- _Stated goal_
Check every line below for the word "Friedrich" and give only the number of lines where it appears.
--- --- ---
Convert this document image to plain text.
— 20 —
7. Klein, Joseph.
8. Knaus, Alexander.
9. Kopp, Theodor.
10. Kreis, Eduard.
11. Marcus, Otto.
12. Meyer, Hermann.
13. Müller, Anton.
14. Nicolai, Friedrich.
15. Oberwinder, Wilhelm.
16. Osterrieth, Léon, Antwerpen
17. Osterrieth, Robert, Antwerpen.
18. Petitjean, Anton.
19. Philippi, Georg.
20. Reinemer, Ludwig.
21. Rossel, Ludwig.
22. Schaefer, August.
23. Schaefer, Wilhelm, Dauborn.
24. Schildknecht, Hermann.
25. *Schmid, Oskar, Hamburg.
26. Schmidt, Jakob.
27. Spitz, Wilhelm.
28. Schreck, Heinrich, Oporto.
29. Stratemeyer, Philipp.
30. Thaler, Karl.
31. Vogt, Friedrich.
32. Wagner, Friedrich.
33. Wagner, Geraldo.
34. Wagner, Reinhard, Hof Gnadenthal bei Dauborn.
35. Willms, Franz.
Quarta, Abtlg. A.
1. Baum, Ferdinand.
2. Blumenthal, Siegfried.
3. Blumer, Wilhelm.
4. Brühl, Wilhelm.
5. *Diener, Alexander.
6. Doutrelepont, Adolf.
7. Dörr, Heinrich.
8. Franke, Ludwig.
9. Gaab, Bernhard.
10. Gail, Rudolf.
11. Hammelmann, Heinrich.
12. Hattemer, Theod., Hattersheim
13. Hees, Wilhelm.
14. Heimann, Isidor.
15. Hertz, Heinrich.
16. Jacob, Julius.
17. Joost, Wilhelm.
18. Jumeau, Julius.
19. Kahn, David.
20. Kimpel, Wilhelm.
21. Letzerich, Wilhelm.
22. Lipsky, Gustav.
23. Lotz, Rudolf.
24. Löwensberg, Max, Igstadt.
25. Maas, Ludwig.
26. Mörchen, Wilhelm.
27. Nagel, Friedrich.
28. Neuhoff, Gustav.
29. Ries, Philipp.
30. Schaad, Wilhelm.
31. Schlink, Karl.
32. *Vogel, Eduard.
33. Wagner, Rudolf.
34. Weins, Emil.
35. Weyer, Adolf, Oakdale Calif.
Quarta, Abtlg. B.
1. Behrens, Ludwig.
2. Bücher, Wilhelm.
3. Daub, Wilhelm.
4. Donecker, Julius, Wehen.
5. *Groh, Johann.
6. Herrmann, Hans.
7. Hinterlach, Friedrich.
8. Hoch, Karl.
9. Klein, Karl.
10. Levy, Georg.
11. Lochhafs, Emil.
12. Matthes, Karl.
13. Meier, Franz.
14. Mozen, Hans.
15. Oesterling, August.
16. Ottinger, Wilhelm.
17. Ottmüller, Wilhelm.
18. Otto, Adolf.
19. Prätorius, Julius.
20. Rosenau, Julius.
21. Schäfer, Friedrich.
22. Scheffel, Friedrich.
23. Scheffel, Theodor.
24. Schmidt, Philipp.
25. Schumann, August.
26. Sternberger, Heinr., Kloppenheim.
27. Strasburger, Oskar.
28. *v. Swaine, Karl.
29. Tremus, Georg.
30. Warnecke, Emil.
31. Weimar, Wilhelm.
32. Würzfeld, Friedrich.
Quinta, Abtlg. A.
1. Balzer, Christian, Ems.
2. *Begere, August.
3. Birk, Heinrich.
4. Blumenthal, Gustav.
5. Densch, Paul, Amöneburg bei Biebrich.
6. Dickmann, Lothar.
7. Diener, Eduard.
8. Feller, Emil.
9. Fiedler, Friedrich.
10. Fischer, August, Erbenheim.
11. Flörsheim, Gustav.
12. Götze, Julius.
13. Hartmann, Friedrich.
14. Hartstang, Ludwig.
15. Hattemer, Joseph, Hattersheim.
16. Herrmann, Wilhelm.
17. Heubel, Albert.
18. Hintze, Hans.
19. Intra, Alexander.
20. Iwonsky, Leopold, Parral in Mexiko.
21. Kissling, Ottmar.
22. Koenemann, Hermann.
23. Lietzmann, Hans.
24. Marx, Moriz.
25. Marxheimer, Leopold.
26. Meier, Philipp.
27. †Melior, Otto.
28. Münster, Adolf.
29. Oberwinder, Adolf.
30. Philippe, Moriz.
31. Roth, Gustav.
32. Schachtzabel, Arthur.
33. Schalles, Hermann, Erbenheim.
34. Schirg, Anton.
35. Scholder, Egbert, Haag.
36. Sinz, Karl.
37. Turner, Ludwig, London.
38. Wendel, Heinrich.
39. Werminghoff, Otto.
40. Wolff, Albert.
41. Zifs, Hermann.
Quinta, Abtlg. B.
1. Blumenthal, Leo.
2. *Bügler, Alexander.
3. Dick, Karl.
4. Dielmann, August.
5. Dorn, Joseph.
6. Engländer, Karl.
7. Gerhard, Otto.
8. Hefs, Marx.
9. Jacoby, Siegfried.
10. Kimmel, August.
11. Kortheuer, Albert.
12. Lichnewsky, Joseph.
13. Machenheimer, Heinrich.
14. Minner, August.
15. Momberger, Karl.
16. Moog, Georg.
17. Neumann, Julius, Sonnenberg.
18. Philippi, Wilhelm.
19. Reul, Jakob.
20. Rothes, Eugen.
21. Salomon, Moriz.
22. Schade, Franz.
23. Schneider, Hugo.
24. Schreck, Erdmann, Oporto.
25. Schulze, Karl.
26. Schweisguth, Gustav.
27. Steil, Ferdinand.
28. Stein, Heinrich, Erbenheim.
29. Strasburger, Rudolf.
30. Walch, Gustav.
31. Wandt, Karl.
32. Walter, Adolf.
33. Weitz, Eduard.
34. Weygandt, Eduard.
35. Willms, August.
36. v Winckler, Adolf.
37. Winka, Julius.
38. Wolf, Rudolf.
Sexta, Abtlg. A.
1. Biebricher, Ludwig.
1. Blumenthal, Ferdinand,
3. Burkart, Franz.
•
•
--- --- ---
- _Answer to the task_
10